SOURCE DATA:
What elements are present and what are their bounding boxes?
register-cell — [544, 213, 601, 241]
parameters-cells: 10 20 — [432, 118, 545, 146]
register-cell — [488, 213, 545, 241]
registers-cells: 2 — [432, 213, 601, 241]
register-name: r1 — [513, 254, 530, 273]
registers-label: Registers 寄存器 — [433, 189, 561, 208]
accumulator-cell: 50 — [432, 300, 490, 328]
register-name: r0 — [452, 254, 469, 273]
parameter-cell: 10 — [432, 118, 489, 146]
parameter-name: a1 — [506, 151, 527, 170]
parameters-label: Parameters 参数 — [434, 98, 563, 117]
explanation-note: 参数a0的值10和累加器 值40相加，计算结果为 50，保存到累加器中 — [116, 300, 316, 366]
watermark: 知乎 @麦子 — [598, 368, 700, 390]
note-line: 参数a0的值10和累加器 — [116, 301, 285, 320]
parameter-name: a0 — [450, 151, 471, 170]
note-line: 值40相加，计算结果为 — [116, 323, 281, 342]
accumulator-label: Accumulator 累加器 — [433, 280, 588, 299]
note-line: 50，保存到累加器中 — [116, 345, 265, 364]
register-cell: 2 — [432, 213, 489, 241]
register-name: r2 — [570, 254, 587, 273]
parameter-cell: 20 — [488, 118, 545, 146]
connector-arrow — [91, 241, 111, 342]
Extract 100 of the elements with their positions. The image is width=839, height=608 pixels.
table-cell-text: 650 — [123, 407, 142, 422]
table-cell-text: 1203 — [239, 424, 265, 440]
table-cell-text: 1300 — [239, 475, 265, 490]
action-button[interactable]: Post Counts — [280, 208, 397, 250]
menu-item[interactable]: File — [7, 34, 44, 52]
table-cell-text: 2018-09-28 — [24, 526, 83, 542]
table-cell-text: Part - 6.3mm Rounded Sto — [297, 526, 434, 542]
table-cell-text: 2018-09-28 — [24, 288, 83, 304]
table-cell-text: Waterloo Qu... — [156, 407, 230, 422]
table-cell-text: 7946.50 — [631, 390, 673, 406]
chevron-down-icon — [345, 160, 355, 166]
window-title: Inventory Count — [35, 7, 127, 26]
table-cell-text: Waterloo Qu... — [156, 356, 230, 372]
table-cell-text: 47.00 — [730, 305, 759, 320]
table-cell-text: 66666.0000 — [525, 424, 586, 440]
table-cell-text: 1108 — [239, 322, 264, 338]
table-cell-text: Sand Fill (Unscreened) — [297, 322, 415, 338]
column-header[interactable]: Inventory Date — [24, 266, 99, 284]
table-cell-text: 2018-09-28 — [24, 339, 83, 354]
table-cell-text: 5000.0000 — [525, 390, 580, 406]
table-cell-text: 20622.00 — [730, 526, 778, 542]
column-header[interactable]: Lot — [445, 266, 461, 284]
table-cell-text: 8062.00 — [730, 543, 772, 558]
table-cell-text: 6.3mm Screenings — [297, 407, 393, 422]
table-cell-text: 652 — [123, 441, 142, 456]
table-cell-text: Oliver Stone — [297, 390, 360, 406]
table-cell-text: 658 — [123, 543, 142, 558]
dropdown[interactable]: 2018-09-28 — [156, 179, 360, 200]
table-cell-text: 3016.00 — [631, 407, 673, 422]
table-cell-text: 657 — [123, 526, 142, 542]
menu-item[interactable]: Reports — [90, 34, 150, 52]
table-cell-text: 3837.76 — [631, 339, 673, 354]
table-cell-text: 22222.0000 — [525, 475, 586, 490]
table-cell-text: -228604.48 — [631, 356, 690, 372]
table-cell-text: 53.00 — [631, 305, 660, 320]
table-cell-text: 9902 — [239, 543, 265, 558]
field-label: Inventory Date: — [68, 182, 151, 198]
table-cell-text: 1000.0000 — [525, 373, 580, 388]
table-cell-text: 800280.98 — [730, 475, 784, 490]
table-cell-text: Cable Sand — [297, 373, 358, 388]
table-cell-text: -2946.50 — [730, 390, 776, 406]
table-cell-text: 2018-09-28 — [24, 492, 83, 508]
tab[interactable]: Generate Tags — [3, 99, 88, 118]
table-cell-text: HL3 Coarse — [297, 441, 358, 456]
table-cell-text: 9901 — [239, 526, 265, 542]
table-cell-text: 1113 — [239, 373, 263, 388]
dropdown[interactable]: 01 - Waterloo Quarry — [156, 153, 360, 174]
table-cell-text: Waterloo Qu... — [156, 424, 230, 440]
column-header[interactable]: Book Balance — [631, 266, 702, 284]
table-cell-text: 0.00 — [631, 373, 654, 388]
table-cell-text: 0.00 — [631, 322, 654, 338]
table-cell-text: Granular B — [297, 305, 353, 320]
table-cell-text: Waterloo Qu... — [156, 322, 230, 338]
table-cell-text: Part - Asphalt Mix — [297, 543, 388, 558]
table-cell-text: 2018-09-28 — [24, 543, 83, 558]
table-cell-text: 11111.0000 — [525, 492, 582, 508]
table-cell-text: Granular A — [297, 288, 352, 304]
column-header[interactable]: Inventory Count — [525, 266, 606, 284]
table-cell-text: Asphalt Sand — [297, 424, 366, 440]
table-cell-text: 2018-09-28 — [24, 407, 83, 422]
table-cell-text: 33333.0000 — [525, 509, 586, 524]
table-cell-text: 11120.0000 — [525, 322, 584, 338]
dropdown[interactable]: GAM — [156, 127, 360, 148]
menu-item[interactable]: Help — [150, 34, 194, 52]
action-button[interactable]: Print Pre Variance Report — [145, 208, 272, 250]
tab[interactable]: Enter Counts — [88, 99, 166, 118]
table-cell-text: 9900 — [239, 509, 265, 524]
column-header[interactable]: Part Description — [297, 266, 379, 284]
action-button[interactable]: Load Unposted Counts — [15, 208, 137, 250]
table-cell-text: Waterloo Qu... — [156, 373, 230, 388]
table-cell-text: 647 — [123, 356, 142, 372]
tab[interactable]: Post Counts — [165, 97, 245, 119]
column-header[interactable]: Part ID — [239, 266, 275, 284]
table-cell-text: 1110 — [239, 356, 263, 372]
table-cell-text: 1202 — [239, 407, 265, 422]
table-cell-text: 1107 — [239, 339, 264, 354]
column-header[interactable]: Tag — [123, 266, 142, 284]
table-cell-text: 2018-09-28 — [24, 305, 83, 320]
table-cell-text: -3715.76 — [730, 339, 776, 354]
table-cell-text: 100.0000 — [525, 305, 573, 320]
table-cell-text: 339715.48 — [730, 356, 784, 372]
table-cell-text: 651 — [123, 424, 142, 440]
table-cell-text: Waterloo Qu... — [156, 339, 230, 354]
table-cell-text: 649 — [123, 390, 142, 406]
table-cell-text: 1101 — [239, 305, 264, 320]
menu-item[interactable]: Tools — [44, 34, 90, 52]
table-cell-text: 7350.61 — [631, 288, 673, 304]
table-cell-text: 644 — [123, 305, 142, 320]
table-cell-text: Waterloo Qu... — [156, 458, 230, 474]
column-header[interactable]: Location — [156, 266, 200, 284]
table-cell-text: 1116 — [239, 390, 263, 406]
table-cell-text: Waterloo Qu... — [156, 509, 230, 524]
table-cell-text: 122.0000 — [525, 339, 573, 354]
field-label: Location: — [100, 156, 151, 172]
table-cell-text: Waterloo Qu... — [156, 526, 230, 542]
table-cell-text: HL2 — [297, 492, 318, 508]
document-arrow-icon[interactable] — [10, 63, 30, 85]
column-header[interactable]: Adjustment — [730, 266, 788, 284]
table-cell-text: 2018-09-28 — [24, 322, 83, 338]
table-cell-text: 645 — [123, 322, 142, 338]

TASK INSTRUCTIONS:
Can you convert the records above, starting with the first line and going on through the line containing "table-cell-text: 8062.00 —", into a Markdown table with the columns "Row" and "Entry", numbering each row and skipping blank lines?

RESPONSE TO THIS EXERCISE:
| Row | Entry |
|---|---|
| 1 | What elements are present and what are their bounding boxes? |
| 2 | register-cell — [544, 213, 601, 241] |
| 3 | parameters-cells: 10 20 — [432, 118, 545, 146] |
| 4 | register-cell — [488, 213, 545, 241] |
| 5 | registers-cells: 2 — [432, 213, 601, 241] |
| 6 | register-name: r1 — [513, 254, 530, 273] |
| 7 | registers-label: Registers 寄存器 — [433, 189, 561, 208] |
| 8 | accumulator-cell: 50 — [432, 300, 490, 328] |
| 9 | register-name: r0 — [452, 254, 469, 273] |
| 10 | parameter-cell: 10 — [432, 118, 489, 146] |
| 11 | parameter-name: a1 — [506, 151, 527, 170] |
| 12 | parameters-label: Parameters 参数 — [434, 98, 563, 117] |
| 13 | explanation-note: 参数a0的值10和累加器 值40相加，计算结果为 50，保存到累加器中 — [116, 300, 316, 366] |
| 14 | watermark: 知乎 @麦子 — [598, 368, 700, 390] |
| 15 | note-line: 参数a0的值10和累加器 — [116, 301, 285, 320] |
| 16 | parameter-name: a0 — [450, 151, 471, 170] |
| 17 | note-line: 值40相加，计算结果为 — [116, 323, 281, 342] |
| 18 | accumulator-label: Accumulator 累加器 — [433, 280, 588, 299] |
| 19 | note-line: 50，保存到累加器中 — [116, 345, 265, 364] |
| 20 | register-cell: 2 — [432, 213, 489, 241] |
| 21 | register-name: r2 — [570, 254, 587, 273] |
| 22 | parameter-cell: 20 — [488, 118, 545, 146] |
| 23 | connector-arrow — [91, 241, 111, 342] |
| 24 | Extract 100 of the elements with their positions. The image is width=839, height=608 pixels. |
| 25 | table-cell-text: 650 — [123, 407, 142, 422] |
| 26 | table-cell-text: 1203 — [239, 424, 265, 440] |
| 27 | table-cell-text: 1300 — [239, 475, 265, 490] |
| 28 | action-button[interactable]: Post Counts — [280, 208, 397, 250] |
| 29 | menu-item[interactable]: File — [7, 34, 44, 52] |
| 30 | table-cell-text: 2018-09-28 — [24, 526, 83, 542] |
| 31 | table-cell-text: Part - 6.3mm Rounded Sto — [297, 526, 434, 542] |
| 32 | table-cell-text: 2018-09-28 — [24, 288, 83, 304] |
| 33 | table-cell-text: Waterloo Qu... — [156, 407, 230, 422] |
| 34 | table-cell-text: 7946.50 — [631, 390, 673, 406] |
| 35 | chevron-down-icon — [345, 160, 355, 166] |
| 36 | window-title: Inventory Count — [35, 7, 127, 26] |
| 37 | table-cell-text: Waterloo Qu... — [156, 356, 230, 372] |
| 38 | table-cell-text: 47.00 — [730, 305, 759, 320] |
| 39 | table-cell-text: 66666.0000 — [525, 424, 586, 440] |
| 40 | table-cell-text: 1108 — [239, 322, 264, 338] |
| 41 | table-cell-text: Sand Fill (Unscreened) — [297, 322, 415, 338] |
| 42 | column-header[interactable]: Inventory Date — [24, 266, 99, 284] |
| 43 | table-cell-text: 2018-09-28 — [24, 339, 83, 354] |
| 44 | table-cell-text: 5000.0000 — [525, 390, 580, 406] |
| 45 | table-cell-text: 20622.00 — [730, 526, 778, 542] |
| 46 | column-header[interactable]: Lot — [445, 266, 461, 284] |
| 47 | table-cell-text: 8062.00 — [730, 543, 772, 558] |